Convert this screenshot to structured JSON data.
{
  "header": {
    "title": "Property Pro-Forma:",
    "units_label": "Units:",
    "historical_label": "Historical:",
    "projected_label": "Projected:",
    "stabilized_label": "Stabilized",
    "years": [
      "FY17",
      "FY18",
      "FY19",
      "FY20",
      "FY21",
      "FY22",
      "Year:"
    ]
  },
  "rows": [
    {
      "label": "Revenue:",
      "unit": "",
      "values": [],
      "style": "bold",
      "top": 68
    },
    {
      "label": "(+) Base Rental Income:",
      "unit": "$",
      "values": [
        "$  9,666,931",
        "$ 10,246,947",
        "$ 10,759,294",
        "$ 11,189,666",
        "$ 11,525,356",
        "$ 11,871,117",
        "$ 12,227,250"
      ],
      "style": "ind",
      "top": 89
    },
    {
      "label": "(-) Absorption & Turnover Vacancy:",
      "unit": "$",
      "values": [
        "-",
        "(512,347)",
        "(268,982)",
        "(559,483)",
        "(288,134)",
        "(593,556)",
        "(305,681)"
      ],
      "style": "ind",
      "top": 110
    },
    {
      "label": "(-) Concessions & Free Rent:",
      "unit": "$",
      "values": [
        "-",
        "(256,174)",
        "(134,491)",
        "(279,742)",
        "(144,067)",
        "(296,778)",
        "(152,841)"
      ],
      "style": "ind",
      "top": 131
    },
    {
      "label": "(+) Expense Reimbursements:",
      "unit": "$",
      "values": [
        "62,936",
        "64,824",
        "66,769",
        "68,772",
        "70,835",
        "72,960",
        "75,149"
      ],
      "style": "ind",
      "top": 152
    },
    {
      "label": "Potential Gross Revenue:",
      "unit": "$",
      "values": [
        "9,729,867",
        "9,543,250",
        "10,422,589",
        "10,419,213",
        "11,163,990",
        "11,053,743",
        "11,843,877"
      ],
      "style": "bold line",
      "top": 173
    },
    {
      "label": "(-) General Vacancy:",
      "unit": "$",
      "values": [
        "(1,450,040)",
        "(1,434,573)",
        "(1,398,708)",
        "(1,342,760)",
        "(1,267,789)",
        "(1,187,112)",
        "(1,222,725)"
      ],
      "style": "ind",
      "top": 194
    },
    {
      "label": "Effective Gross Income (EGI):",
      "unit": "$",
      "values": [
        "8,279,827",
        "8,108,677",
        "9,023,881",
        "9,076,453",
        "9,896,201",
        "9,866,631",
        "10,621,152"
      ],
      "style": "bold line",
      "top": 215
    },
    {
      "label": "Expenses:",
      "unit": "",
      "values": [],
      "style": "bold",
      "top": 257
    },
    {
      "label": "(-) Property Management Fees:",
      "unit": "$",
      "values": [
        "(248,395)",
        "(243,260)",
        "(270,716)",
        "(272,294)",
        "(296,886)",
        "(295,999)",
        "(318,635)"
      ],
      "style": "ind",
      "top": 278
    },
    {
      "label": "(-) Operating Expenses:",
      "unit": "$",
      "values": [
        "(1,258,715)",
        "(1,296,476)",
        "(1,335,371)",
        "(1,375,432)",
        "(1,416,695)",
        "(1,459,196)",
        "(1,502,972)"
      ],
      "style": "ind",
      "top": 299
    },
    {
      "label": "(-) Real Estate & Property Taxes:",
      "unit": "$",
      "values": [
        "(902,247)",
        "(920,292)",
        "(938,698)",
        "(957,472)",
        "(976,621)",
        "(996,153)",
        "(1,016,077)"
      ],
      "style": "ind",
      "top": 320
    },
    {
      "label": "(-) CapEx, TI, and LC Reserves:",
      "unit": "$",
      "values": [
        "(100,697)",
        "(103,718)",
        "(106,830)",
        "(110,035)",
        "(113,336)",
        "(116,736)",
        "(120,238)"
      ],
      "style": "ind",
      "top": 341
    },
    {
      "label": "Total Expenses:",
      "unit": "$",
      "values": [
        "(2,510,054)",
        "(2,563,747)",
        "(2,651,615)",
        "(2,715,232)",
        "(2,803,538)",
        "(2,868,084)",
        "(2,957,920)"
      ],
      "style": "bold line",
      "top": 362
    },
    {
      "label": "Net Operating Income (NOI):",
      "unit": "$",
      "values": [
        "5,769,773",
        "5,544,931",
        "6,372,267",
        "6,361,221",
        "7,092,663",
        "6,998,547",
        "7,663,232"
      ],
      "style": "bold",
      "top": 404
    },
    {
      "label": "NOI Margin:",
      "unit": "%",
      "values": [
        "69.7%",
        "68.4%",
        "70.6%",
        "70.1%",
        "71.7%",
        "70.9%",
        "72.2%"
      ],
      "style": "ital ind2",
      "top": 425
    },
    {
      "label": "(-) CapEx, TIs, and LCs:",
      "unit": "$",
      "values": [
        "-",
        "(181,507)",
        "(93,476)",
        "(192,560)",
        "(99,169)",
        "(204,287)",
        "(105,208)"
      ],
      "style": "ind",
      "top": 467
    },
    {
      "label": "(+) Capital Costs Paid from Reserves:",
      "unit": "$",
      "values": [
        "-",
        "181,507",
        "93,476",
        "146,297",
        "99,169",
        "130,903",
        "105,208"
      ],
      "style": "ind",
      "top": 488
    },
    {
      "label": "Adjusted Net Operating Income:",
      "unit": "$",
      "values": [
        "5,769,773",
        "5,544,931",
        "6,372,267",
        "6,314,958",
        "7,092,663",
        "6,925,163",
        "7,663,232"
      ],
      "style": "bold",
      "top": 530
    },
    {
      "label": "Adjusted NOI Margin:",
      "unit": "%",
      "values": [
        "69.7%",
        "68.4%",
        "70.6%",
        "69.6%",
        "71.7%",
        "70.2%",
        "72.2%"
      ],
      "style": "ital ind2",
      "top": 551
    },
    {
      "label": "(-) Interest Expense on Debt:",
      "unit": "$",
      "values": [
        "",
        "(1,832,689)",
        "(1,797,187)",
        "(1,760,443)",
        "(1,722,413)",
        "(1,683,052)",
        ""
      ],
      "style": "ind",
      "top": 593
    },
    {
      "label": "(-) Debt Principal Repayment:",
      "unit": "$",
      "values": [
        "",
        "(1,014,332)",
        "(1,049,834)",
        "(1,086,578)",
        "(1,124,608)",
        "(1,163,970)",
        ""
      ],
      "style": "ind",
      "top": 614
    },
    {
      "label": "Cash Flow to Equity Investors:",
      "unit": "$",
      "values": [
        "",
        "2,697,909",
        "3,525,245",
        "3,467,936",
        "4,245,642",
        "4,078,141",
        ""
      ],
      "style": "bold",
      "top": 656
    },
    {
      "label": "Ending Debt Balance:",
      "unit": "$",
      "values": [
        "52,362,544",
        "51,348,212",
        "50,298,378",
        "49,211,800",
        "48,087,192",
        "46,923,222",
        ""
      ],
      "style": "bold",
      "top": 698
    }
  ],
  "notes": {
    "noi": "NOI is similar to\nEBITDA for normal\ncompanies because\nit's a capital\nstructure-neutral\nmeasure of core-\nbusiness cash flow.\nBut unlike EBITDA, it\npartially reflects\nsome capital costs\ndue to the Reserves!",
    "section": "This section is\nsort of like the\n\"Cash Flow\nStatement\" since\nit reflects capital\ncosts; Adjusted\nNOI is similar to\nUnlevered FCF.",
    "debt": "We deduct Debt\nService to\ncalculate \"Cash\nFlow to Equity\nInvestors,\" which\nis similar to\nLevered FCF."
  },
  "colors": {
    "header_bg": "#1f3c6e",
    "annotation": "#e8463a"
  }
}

##############################

* [Task statement]: Gather every line from the listing above in which the word "Adjusted" appears.

* [Answer for the task]:
      "label": "Adjusted Net Operating Income:",
      "label": "Adjusted NOI Margin:",
    "section": "This section is\nsort of like the\n\"Cash Flow\nStatement\" since\nit reflects capital\ncosts; Adjusted\nNOI is similar to\nUnlevered FCF.",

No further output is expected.